### Passage to read:
:::::

I don't see how paying for something that is expensive to make = extorting your customers. But that's the typical attitude of many on this website that everything should be nearly free and nothing is worth anything, blah blah blah.
Heavy equipment stuff has been going that direction a long time. It prevents people who don't know what they are doing from getting in, mucking with the code, and presenting a possible liability issue. Hell on the crane RCI's I used to write for, we wouldn't even let license crane operators to have access to someone of the more advance calibration. A new machine would have one of our techs go out, set it up, then lock it down.
Tech writer for more than 1 $xxx,xxx,xxx manufacturing company
In reply to z31maniac:
I've purchased several Bentley manuals over the years and don't regret it. If I owned a JD dozer, I'd be willing to buy a manual. I agree that technical information has a real monetary value, but there are limits and exceptions.
As a tech working for a company that buys thousands of dollars worth of JD parts a year, I shouldn't be hasseled over asking for a wiring diagram of a 10 year old machine. Our company will share the same type of information with them without a fight.
Our machines have a lot of stuff that I wouldn't want anyone messing with, like the programming of the transmission control valves and e-hydraulics controllers, but I wouldn't object to an owner with the proper skills to do things like changing a broken can-bus joystick or do a trans valve auto cal. My understanding is that JD locks all that stuff up. The tiny amount of service revenue that would be lost to the few owners who can DIY would be more than covered by the good will and repeat business generated.
Sincerely: a technician that makes his living fixing odd and poorly supported machines that others won't touch/run away screaming from.
HappyAndy wrote: but I wouldn't object to an owner with the proper skills to do things like changing a broken can-bus joystick or do a trans valve auto cal.
And that's kind of the point. How do you judge if a non-OEM Certified mechanic has the proper skills to make the repair?
At companies I've worked for that did this, yeah after years and years of business with someone the service people would know if they could sell them a service kit, or just tell them "Sorry, this only available as a pre-built, subassembly" because the distributor/retailer had a poor reputation for work.
Just how it is.

:::::

### Entries provided:
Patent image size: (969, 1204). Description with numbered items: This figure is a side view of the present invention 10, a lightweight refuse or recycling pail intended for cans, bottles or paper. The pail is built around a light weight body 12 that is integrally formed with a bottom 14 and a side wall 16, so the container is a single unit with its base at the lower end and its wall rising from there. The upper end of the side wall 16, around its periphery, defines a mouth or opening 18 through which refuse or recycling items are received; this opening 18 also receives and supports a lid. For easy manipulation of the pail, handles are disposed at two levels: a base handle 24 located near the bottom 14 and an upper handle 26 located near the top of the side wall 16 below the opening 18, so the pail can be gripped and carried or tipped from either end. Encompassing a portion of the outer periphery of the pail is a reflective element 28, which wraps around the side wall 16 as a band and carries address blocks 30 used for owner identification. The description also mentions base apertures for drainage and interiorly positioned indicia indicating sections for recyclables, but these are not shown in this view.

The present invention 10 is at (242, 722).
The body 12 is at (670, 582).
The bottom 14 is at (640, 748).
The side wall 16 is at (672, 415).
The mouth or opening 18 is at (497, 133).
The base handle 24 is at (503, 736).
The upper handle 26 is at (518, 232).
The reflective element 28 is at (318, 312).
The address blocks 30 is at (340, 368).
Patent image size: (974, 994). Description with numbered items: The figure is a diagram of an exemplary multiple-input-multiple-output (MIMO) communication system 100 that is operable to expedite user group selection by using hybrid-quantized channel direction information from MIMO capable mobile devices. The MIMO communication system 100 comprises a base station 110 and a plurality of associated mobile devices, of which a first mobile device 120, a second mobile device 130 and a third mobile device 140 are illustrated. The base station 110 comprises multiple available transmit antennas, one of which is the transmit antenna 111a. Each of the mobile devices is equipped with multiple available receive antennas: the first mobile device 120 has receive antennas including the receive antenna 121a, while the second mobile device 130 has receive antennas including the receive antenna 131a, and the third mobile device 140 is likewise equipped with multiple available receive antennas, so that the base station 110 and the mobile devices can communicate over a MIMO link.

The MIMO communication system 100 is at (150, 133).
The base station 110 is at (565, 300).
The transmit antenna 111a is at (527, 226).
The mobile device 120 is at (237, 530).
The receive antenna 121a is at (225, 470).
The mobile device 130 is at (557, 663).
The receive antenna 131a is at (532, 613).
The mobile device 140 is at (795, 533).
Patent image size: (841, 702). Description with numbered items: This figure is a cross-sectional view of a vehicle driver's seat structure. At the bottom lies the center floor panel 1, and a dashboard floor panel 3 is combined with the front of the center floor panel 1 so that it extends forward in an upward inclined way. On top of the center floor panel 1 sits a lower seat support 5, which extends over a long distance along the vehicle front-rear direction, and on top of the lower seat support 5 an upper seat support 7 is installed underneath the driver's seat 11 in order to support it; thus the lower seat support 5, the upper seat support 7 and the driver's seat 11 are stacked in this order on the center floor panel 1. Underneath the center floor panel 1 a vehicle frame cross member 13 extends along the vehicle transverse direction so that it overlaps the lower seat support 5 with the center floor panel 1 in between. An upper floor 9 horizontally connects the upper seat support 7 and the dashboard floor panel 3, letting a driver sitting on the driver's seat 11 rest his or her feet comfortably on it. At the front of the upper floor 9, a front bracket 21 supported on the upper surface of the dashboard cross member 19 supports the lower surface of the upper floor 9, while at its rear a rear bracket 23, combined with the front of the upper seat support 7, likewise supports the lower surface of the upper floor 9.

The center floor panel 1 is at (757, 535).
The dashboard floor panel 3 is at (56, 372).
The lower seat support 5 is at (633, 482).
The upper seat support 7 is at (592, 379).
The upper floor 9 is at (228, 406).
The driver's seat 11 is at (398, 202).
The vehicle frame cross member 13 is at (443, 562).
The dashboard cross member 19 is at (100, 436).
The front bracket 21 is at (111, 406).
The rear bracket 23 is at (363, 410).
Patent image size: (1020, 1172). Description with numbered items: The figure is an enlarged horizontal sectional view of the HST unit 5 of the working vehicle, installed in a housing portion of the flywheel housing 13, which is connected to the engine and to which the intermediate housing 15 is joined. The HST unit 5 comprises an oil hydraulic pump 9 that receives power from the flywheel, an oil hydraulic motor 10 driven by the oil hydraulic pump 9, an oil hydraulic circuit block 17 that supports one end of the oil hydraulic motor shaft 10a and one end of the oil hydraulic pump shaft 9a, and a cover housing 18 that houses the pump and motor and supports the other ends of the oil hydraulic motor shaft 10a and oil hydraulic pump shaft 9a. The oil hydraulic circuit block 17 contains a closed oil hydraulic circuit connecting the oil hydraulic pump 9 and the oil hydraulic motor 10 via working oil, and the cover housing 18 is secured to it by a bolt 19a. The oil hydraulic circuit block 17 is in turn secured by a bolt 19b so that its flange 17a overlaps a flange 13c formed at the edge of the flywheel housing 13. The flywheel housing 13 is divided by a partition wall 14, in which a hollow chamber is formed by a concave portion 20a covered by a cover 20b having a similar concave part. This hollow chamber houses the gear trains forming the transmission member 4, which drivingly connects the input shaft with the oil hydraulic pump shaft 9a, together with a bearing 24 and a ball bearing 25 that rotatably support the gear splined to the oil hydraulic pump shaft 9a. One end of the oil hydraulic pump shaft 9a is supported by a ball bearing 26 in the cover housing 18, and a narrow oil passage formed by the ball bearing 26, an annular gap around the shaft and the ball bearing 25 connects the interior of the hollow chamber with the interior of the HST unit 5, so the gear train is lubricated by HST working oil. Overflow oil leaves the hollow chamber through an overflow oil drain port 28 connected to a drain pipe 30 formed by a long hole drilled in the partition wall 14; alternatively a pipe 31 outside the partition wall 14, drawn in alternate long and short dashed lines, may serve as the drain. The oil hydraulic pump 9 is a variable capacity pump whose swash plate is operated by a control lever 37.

:::::

### Instructions to follow:
In the forum discussion about repair manuals, what happened with a new machine on the crane RCIs the writer used to write for?

### Task response:
One of their techs would go out, set it up, then lock it down.